Excerpt from a dataset:
▼

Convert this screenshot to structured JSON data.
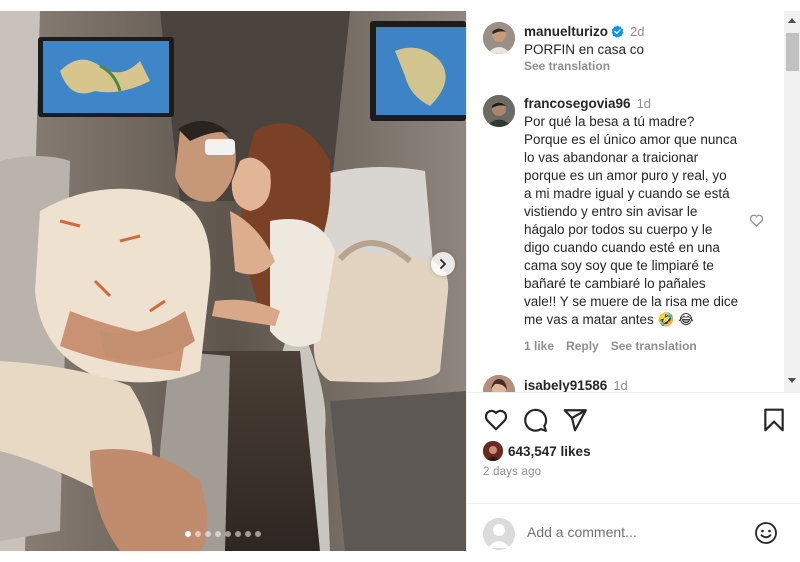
{
  "post": {
    "author": "manuelturizo",
    "caption_time": "2d",
    "caption": "PORFIN en casa co",
    "caption_see_translation": "See translation",
    "carousel_count": 8,
    "carousel_active": 0
  },
  "comments": [
    {
      "username": "francosegovia96",
      "time": "1d",
      "text": "Por qué la besa a tú madre?\nPorque es el único amor que nunca\nlo vas abandonar a traicionar\nporque es un amor puro y real, yo\na mi madre igual y cuando se está\nvistiendo y entro sin avisar le\nhágalo por todos su cuerpo y le\ndigo cuando cuando esté en una\ncama soy soy que te limpiaré te\nbañaré te cambiaré lo pañales\nvale!! Y se muere de la risa me dice\nme vas a matar antes 🤣 😂",
      "likes": "1 like",
      "reply": "Reply",
      "see_translation": "See translation"
    },
    {
      "username": "isabely91586",
      "time": "1d"
    }
  ],
  "actions": {
    "likes": "643,547 likes",
    "posted_ago": "2 days ago",
    "add_comment_placeholder": "Add a comment..."
  },
  "colors": {
    "verified": "#0095f6",
    "text": "#262626",
    "secondary": "#8e8e8e"
  },
  "icons": {
    "like": "heart-icon",
    "comment": "comment-bubble-icon",
    "share": "paper-plane-icon",
    "save": "bookmark-icon",
    "emoji": "smiley-icon",
    "next": "chevron-right-icon"
  }
}
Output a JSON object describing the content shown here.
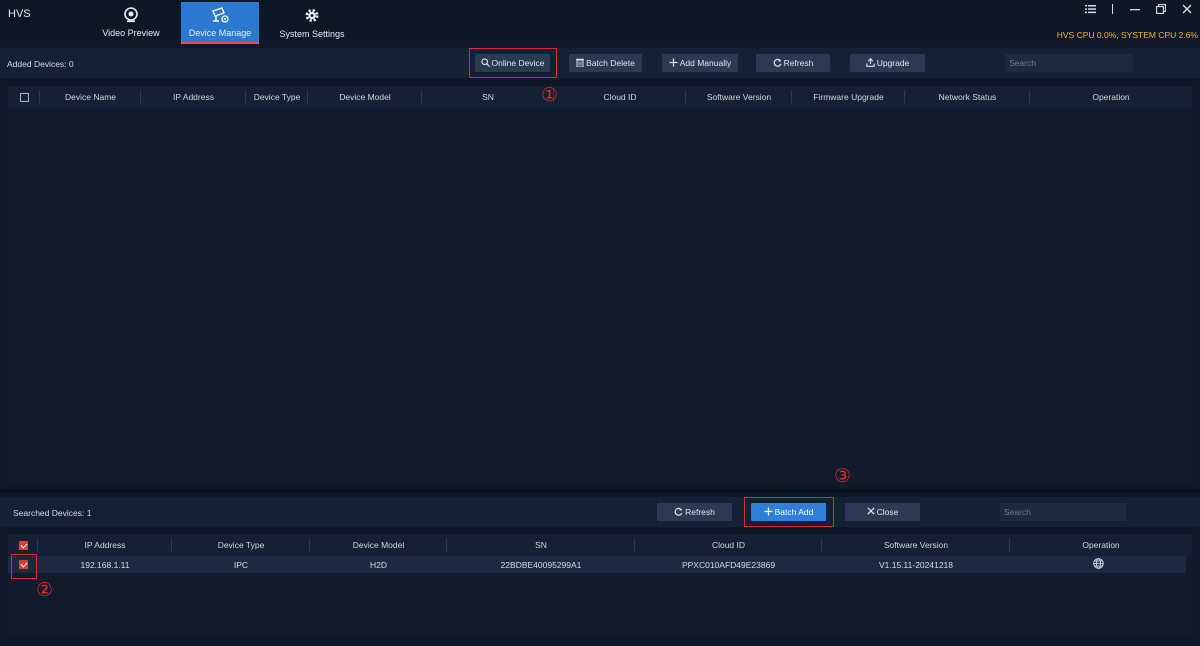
{
  "app": {
    "title": "HVS"
  },
  "nav": [
    {
      "label": "Video Preview",
      "icon": "camera-icon"
    },
    {
      "label": "Device Manage",
      "icon": "device-manage-icon",
      "active": true
    },
    {
      "label": "System Settings",
      "icon": "gear-icon"
    }
  ],
  "window": {
    "status": "HVS CPU 0.0%, SYSTEM CPU 2.6%"
  },
  "colors": {
    "background": "#0f1827",
    "accent": "#2c79d2",
    "highlight": "#e0282c",
    "status": "#f0b43a"
  },
  "added": {
    "count_label": "Added Devices: 0",
    "buttons": {
      "online_device": "Online Device",
      "batch_delete": "Batch Delete",
      "add_manually": "Add Manually",
      "refresh": "Refresh",
      "upgrade": "Upgrade"
    },
    "search_placeholder": "Search",
    "columns": [
      "Device Name",
      "IP Address",
      "Device Type",
      "Device Model",
      "SN",
      "Cloud ID",
      "Software Version",
      "Firmware Upgrade",
      "Network Status",
      "Operation"
    ],
    "rows": []
  },
  "searched": {
    "count_label": "Searched Devices: 1",
    "buttons": {
      "refresh": "Refresh",
      "batch_add": "Batch Add",
      "close": "Close"
    },
    "search_placeholder": "Search",
    "columns": [
      "IP Address",
      "Device Type",
      "Device Model",
      "SN",
      "Cloud ID",
      "Software Version",
      "Operation"
    ],
    "rows": [
      {
        "checked": true,
        "ip": "192.168.1.11",
        "type": "IPC",
        "model": "H2D",
        "sn": "22BDBE40095299A1",
        "cloud_id": "PPXC010AFD49E23869",
        "software_version": "V1.15.11-20241218",
        "operation_icon": "globe-icon"
      }
    ]
  },
  "annotations": [
    "①",
    "②",
    "③"
  ]
}
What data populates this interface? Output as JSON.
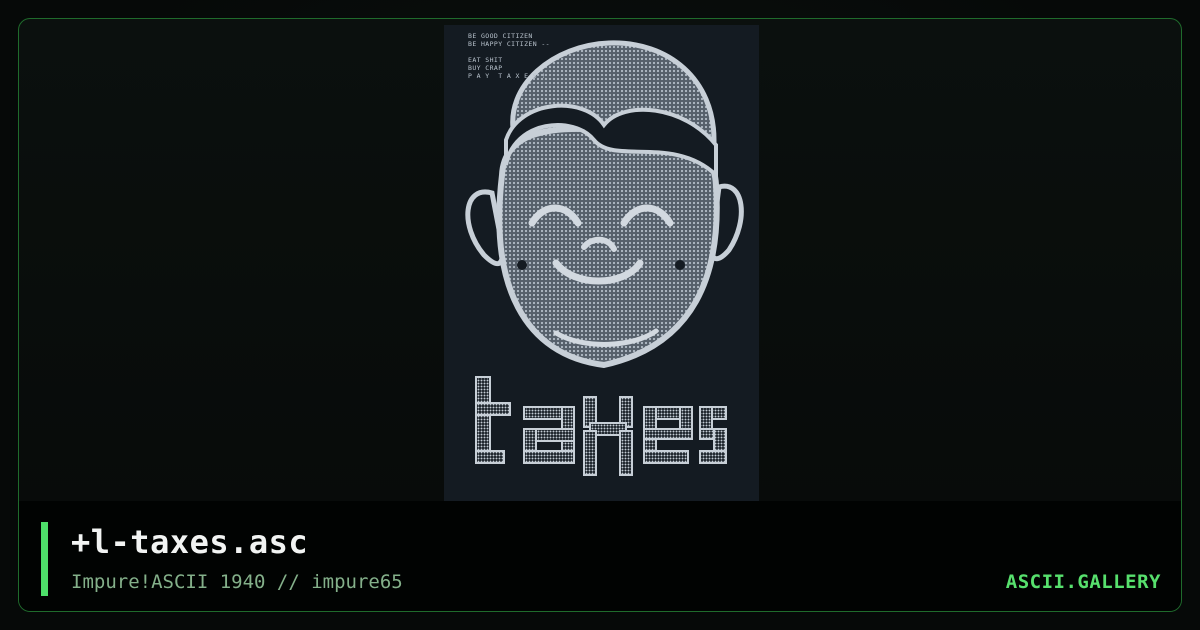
{
  "artwork": {
    "text_lines": [
      "BE GOOD CITIZEN",
      "BE HAPPY CITIZEN --",
      "",
      "EAT SHIT",
      "BUY CRAP",
      "P A Y  T A X E S !"
    ],
    "big_word": "taxes"
  },
  "caption": {
    "title": "+l-taxes.asc",
    "subtitle": "Impure!ASCII 1940 // impure65"
  },
  "brand": "ASCII.GALLERY",
  "colors": {
    "accent": "#4ee06a",
    "frame_border": "#1f6b2c",
    "art_background": "#141b22",
    "art_foreground": "#aab4be"
  }
}
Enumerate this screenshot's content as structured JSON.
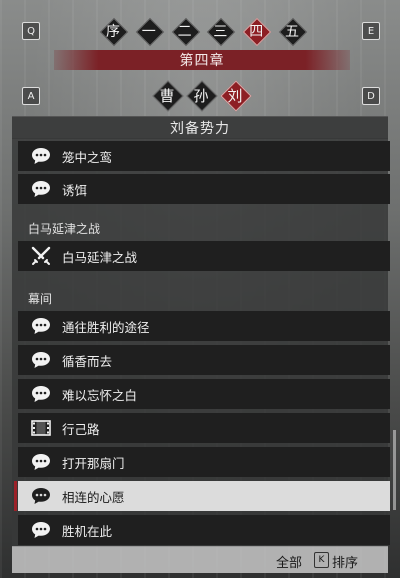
{
  "keys": {
    "prev_chapter": "Q",
    "next_chapter": "E",
    "prev_faction": "A",
    "next_faction": "D"
  },
  "chapters": [
    {
      "label": "序",
      "active": false
    },
    {
      "label": "一",
      "active": false
    },
    {
      "label": "二",
      "active": false
    },
    {
      "label": "三",
      "active": false
    },
    {
      "label": "四",
      "active": true
    },
    {
      "label": "五",
      "active": false
    }
  ],
  "chapter_title": "第四章",
  "factions": [
    {
      "label": "曹",
      "active": false
    },
    {
      "label": "孙",
      "active": false
    },
    {
      "label": "刘",
      "active": true
    }
  ],
  "panel_title": "刘备势力",
  "items_top": [
    {
      "label": "笼中之鸾",
      "icon": "speech-bubble-icon"
    },
    {
      "label": "诱饵",
      "icon": "speech-bubble-icon"
    }
  ],
  "section_battle": "白马延津之战",
  "items_battle": [
    {
      "label": "白马延津之战",
      "icon": "crossed-swords-icon"
    }
  ],
  "section_interlude": "幕间",
  "items_interlude": [
    {
      "label": "通往胜利的途径",
      "icon": "speech-bubble-icon"
    },
    {
      "label": "循香而去",
      "icon": "speech-bubble-icon"
    },
    {
      "label": "难以忘怀之白",
      "icon": "speech-bubble-icon"
    },
    {
      "label": "行己路",
      "icon": "film-strip-icon"
    },
    {
      "label": "打开那扇门",
      "icon": "speech-bubble-icon"
    },
    {
      "label": "相连的心愿",
      "icon": "speech-bubble-icon",
      "selected": true
    },
    {
      "label": "胜机在此",
      "icon": "speech-bubble-icon"
    }
  ],
  "bottom": {
    "filter_label": "全部",
    "sort_key": "K",
    "sort_label": "排序"
  }
}
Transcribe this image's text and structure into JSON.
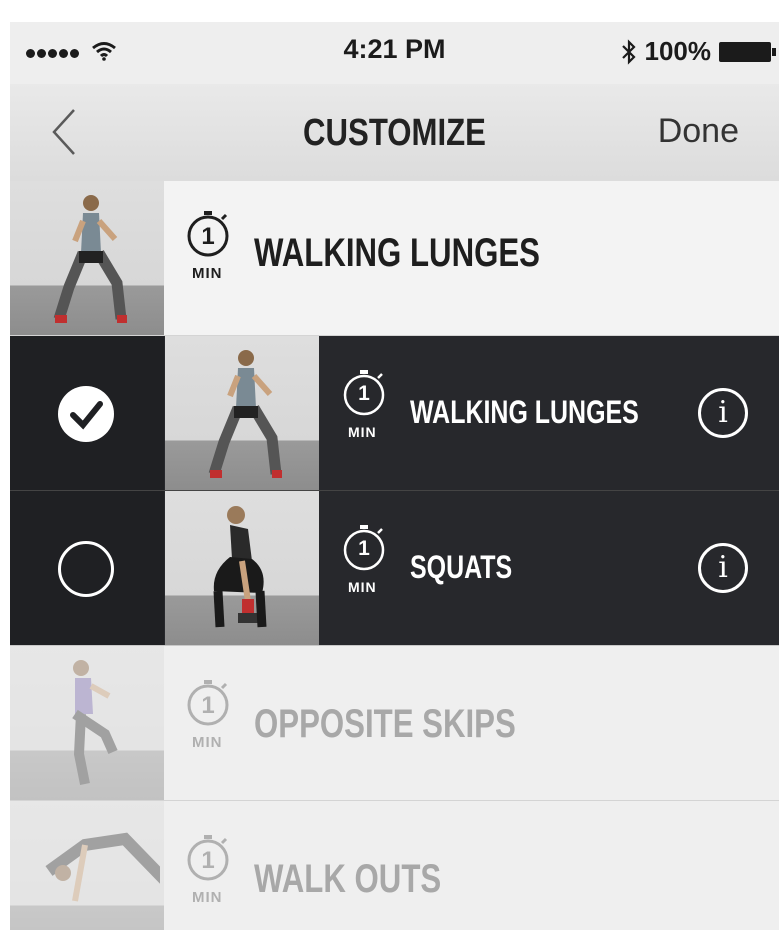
{
  "status_bar": {
    "signal_icon": "signal-dots-icon",
    "wifi_icon": "wifi-icon",
    "time": "4:21 PM",
    "bluetooth_icon": "bluetooth-icon",
    "battery": "100%",
    "battery_icon": "battery-icon"
  },
  "nav": {
    "back_icon": "chevron-left-icon",
    "title": "CUSTOMIZE",
    "done_label": "Done"
  },
  "current_exercise": {
    "duration": "1",
    "unit": "MIN",
    "name": "WALKING LUNGES"
  },
  "options": [
    {
      "selected": true,
      "duration": "1",
      "unit": "MIN",
      "name": "WALKING LUNGES",
      "info_label": "i"
    },
    {
      "selected": false,
      "duration": "1",
      "unit": "MIN",
      "name": "SQUATS",
      "info_label": "i"
    }
  ],
  "upcoming": [
    {
      "duration": "1",
      "unit": "MIN",
      "name": "OPPOSITE SKIPS"
    },
    {
      "duration": "1",
      "unit": "MIN",
      "name": "WALK OUTS"
    }
  ],
  "colors": {
    "dark_row": "#27282c",
    "accent": "#ffffff",
    "faded_text": "#a8a8a8"
  }
}
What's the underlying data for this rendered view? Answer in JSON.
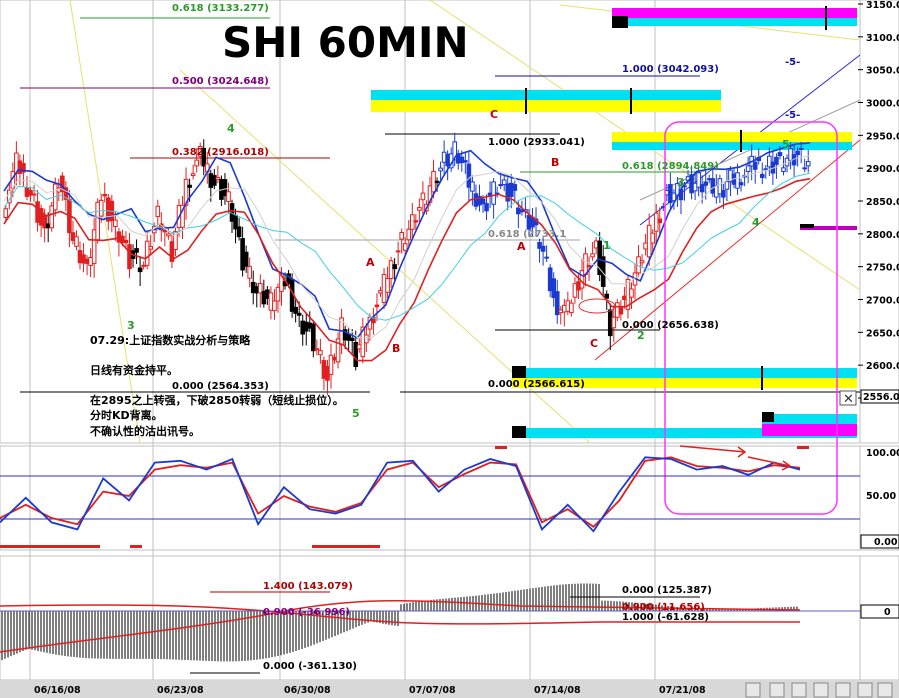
{
  "chart_data": {
    "type": "line",
    "title": "SHI 60MIN",
    "y_axis": {
      "ticks": [
        3150,
        3100,
        3050,
        3000,
        2950,
        2900,
        2850,
        2800,
        2750,
        2700,
        2650,
        2600,
        2550
      ],
      "tick_labels": [
        "3150.00",
        "3100.00",
        "3050.00",
        "3000.00",
        "2950.00",
        "2900.00",
        "2850.00",
        "2800.00",
        "2750.00",
        "2700.00",
        "2650.00",
        "2600.00",
        "2550.00"
      ],
      "current_price_label": "2556.00",
      "range": [
        2530,
        3160
      ]
    },
    "x_axis": {
      "tick_labels": [
        "06/16/08",
        "06/23/08",
        "06/30/08",
        "07/07/08",
        "07/14/08",
        "07/21/08"
      ]
    },
    "fib_labels": [
      {
        "text": "0.618 (3133.277)",
        "color": "#2a9a2a"
      },
      {
        "text": "0.500 (3024.648)",
        "color": "#800080"
      },
      {
        "text": "0.382 (2916.018)",
        "color": "#b00000"
      },
      {
        "text": "0.000 (2564.353)",
        "color": "#000000"
      },
      {
        "text": "1.000 (3042.093)",
        "color": "#1010a0"
      },
      {
        "text": "1.000 (2933.041)",
        "color": "#000000"
      },
      {
        "text": "0.618 (2894.849)",
        "color": "#2a9a2a"
      },
      {
        "text": "0.618 (2733.1",
        "color": "#888888"
      },
      {
        "text": "0.000 (2656.638)",
        "color": "#000000"
      },
      {
        "text": "0.000 (2566.615)",
        "color": "#000000"
      }
    ],
    "wave_labels": [
      {
        "text": "4",
        "color": "#2a9a2a"
      },
      {
        "text": "3",
        "color": "#2a9a2a"
      },
      {
        "text": "A",
        "color": "#c00000"
      },
      {
        "text": "B",
        "color": "#c00000"
      },
      {
        "text": "5",
        "color": "#2a9a2a"
      },
      {
        "text": "C",
        "color": "#c00000"
      },
      {
        "text": "A",
        "color": "#c00000"
      },
      {
        "text": "B",
        "color": "#c00000"
      },
      {
        "text": "1",
        "color": "#2a9a2a"
      },
      {
        "text": "C",
        "color": "#c00000"
      },
      {
        "text": "2",
        "color": "#2a9a2a"
      },
      {
        "text": "3",
        "color": "#2a9a2a"
      },
      {
        "text": "4",
        "color": "#2a9a2a"
      },
      {
        "text": "5",
        "color": "#2a9a2a"
      },
      {
        "text": "-5-",
        "color": "#1010a0"
      },
      {
        "text": "-5-",
        "color": "#1010a0"
      }
    ],
    "annotations": [
      "07.29:上证指数实战分析与策略",
      "日线有资金持平。",
      "在2895之上转强，下破2850转弱（短线止损位）。",
      "分时KD背离。",
      "不确认性的沽出讯号。"
    ],
    "price_series": [
      2840,
      2905,
      2865,
      2800,
      2885,
      2790,
      2740,
      2860,
      2815,
      2765,
      2755,
      2830,
      2770,
      2880,
      2915,
      2880,
      2855,
      2760,
      2710,
      2695,
      2730,
      2670,
      2640,
      2580,
      2660,
      2610,
      2670,
      2720,
      2780,
      2820,
      2860,
      2900,
      2925,
      2880,
      2840,
      2880,
      2860,
      2825,
      2790,
      2700,
      2680,
      2750,
      2780,
      2660,
      2700,
      2750,
      2810,
      2860,
      2870,
      2880,
      2872,
      2868,
      2890,
      2900,
      2905,
      2910,
      2920,
      2910
    ],
    "kd_panel": {
      "tick_labels": [
        "100.00",
        "50.00",
        "0.00"
      ],
      "k_values": [
        20,
        48,
        20,
        12,
        70,
        45,
        88,
        90,
        80,
        92,
        18,
        60,
        35,
        30,
        40,
        88,
        90,
        55,
        80,
        92,
        84,
        12,
        40,
        10,
        55,
        94,
        92,
        80,
        84,
        74,
        88,
        80
      ],
      "d_values": [
        25,
        40,
        25,
        18,
        55,
        50,
        80,
        85,
        82,
        88,
        30,
        50,
        38,
        32,
        42,
        80,
        88,
        60,
        75,
        88,
        86,
        20,
        35,
        15,
        45,
        90,
        94,
        84,
        82,
        78,
        85,
        82
      ]
    },
    "macd_panel": {
      "tick_label": "0",
      "labels": [
        {
          "text": "1.400 (143.079)",
          "color": "#b00000"
        },
        {
          "text": "0.000 (125.387)",
          "color": "#000000"
        },
        {
          "text": "0.900 (-36.996)",
          "color": "#800080"
        },
        {
          "text": "0.900 (11.656)",
          "color": "#b00000"
        },
        {
          "text": "1.000 (-61.628)",
          "color": "#000000"
        },
        {
          "text": "0.000 (-361.130)",
          "color": "#000000"
        }
      ]
    }
  }
}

▲

Problem: Return from the data every line that holds "selected".

Solution to the problem:
      "selected": true
      "selected": true,
      "selected": false,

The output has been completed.